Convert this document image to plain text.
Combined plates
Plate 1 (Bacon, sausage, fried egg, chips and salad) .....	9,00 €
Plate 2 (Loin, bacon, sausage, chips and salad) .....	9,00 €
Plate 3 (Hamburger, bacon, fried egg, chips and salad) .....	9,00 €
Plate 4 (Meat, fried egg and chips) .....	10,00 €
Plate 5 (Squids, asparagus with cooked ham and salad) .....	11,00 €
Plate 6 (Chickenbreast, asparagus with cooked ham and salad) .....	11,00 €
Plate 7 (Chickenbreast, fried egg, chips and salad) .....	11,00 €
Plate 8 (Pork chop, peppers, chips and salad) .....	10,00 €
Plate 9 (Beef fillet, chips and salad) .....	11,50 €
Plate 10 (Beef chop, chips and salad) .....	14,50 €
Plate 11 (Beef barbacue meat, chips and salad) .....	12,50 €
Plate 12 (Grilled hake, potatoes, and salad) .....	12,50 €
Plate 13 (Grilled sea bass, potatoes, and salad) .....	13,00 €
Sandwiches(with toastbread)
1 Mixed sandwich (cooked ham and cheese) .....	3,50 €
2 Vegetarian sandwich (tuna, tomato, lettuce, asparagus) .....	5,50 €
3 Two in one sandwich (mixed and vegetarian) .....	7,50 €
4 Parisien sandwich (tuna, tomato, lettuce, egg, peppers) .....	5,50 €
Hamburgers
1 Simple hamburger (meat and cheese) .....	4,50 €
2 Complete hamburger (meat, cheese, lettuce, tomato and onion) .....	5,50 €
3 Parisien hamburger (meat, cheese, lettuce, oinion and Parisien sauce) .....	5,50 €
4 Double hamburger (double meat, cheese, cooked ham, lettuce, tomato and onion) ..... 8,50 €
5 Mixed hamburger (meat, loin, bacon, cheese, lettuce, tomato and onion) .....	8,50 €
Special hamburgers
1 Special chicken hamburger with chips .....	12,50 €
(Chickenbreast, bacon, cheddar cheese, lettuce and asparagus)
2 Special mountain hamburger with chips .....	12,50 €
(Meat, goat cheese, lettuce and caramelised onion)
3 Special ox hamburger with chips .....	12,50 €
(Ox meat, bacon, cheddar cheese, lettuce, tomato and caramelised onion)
==============================
_Problem requirements_.
Above are the records; retype them all without a single difference.

_Expected answer_.
Convert this document image to plain text.
Combined plates
Plate 1 (Bacon, sausage, fried egg, chips and salad) .....	9,00 €
Plate 2 (Loin, bacon, sausage, chips and salad) .....	9,00 €
Plate 3 (Hamburger, bacon, fried egg, chips and salad) .....	9,00 €
Plate 4 (Meat, fried egg and chips) .....	10,00 €
Plate 5 (Squids, asparagus with cooked ham and salad) .....	11,00 €
Plate 6 (Chickenbreast, asparagus with cooked ham and salad) .....	11,00 €
Plate 7 (Chickenbreast, fried egg, chips and salad) .....	11,00 €
Plate 8 (Pork chop, peppers, chips and salad) .....	10,00 €
Plate 9 (Beef fillet, chips and salad) .....	11,50 €
Plate 10 (Beef chop, chips and salad) .....	14,50 €
Plate 11 (Beef barbacue meat, chips and salad) .....	12,50 €
Plate 12 (Grilled hake, potatoes, and salad) .....	12,50 €
Plate 13 (Grilled sea bass, potatoes, and salad) .....	13,00 €
Sandwiches(with toastbread)
1 Mixed sandwich (cooked ham and cheese) .....	3,50 €
2 Vegetarian sandwich (tuna, tomato, lettuce, asparagus) .....	5,50 €
3 Two in one sandwich (mixed and vegetarian) .....	7,50 €
4 Parisien sandwich (tuna, tomato, lettuce, egg, peppers) .....	5,50 €
Hamburgers
1 Simple hamburger (meat and cheese) .....	4,50 €
2 Complete hamburger (meat, cheese, lettuce, tomato and onion) .....	5,50 €
3 Parisien hamburger (meat, cheese, lettuce, oinion and Parisien sauce) .....	5,50 €
4 Double hamburger (double meat, cheese, cooked ham, lettuce, tomato and onion) ..... 8,50 €
5 Mixed hamburger (meat, loin, bacon, cheese, lettuce, tomato and onion) .....	8,50 €
Special hamburgers
1 Special chicken hamburger with chips .....	12,50 €
(Chickenbreast, bacon, cheddar cheese, lettuce and asparagus)
2 Special mountain hamburger with chips .....	12,50 €
(Meat, goat cheese, lettuce and caramelised onion)
3 Special ox hamburger with chips .....	12,50 €
(Ox meat, bacon, cheddar cheese, lettuce, tomato and caramelised onion)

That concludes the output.